The problem: Assemble all lines in which the string "testes" appears.

Excerpted data:
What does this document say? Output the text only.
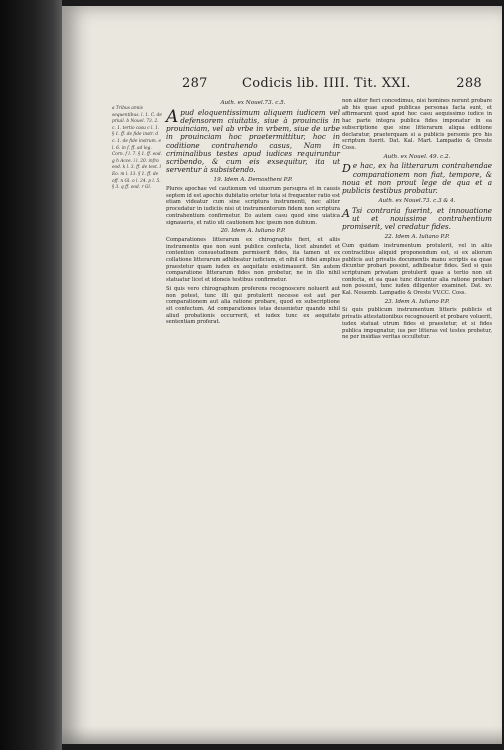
287	Codicis lib. IIII. Tit. XXI.	288
a Tribus annis sequentibus. l. 1. C. de priuil. b Nouel. 73. 2. c. 1. tertio casu c l. 1. § 1. ff. de fide instr. d c. 1. de fide instrum. e l. 6. in f. ff. ad leg. Corn. f l. 7. § 1. ff. eod. g h Acce. i l. 20. infra eod. k l. 3. ff. de test. l Eo. m l. 13. § 1. ff. de off. n Gl. o l. 24. p l. 5. § 3. q ff. eod. r Gl.
Auth. ex Nouel.73. c.5.
A pud eloquentissimum aliquem iudicem vel defensorem ciuitatis, siue à prouinciis in prouinciam, vel ab vrbe in vrbem, siue de urbe in prouinciam hoc praetermittitur, hoc in coditione contrahendo casus, Nam in criminalibus testes apud iudices requiruntur scribendo, & cum eis exsequitur, ita ut serventur à subsistendo.
19. Idem A. Demostheni P.P.

Plures apochae vel cautionum vel uiuorum persupra et in causis septem id est apochis dubitatio orietur tota si frequenter ratio est etiam videatur cum sine scriptura instrumenti, nec aliter procedatur in iudiciis nisi ut instrumentorum fidem non scriptura contrahentium confirmetur. Eo autem casu quod sine uiatica signaueris, et ratio uti cautionem hoc ipsum non dubium.

20. Idem A. Iuliano P.P.

Comparationes litterarum ex chirographis fieri, et aliis instrumentis que non sunt publice confecta, licet abundet et contention consuetudinem permiserit fides, ita tamen ut ex collatione litterarum adhibeatur iudicium, et nihil ei fidei amplius praestetur quam iudex ex aequitate existimauerit. Sin autem comparatione litterarum fides non probetur, ne in illo nihil statuatur licet et idoneis testibus confirmetur.

Si quis vero chirographum proferens recognoscere noluerit aut non potest, tunc illi qui protulerit necesse est aut per comparationem aut alia ratione probare, quod ex subscriptione sit confectum. Ad comparationes istas deuenietur quando nihil aliud probationis occurrerit, et iudex tunc ex aequitate sententiam proferat.

non aliter fieri concedimus, nisi homines norunt probare ab his quae apud publicas personas facta sunt, et affirmarunt quod apud hoc casu aequissimo iudice in hac parte integra publica fides imponatur in ea subscriptione que sine litterarum aliqua editione declaratur, praeterquam si a publicis personis pro his scriptum fuerit. Dat. Kal. Mart. Lampadio & Oreste Coss.

Auth. ex Nouel. 49. c.2.
D e hac, ex ha litterarum contrahendae comparationem non fiat, tempore, & noua et non prout lege de qua et a publicis testibus probatur.
Auth. ex Nouel.73. c.3 & 4.
A Tsi contraria fuerint, et innouatione ut et nouissime contrahentium promiserit, vel credatur fides.
22. Idem A. Iuliano P.P.

Cum quidam instrumentum protulerit, vel in aliis contractibus aliquid proponendum est, si ex aliorum publicis aut privatis documentis manu scriptis ea quae dicuntur probari possint, adhibeatur fides. Sed si quis scripturam privatam protulerit quae a tertio non sit confecta, et ea quae tunc dicuntur alia ratione probari non possunt, tunc iudex diligenter examinet. Dat. xv. Kal. Nouemb. Lampadio & Oreste VV.CC. Coss.

23. Idem A. Iuliano P.P.

Si quis publicum instrumentum litteris publicis et privatis attestationibus recognouerit et probare voluerit, iudex statuat utrum fides ei praestetur, et si fides publica impugnatur, ius per litteras vel testes probetur, ne per insidias veritas occultetur.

Result:
A pud eloquentissimum aliquem iudicem vel defensorem ciuitatis, siue à prouinciis in prouinciam, vel ab vrbe in vrbem, siue de urbe in prouinciam hoc praetermittitur, hoc in coditione contrahendo casus, Nam in criminalibus testes apud iudices requiruntur scribendo, & cum eis exsequitur, ita ut serventur à subsistendo.
Si quis publicum instrumentum litteris publicis et privatis attestationibus recognouerit et probare voluerit, iudex statuat utrum fides ei praestetur, et si fides publica impugnatur, ius per litteras vel testes probetur, ne per insidias veritas occultetur.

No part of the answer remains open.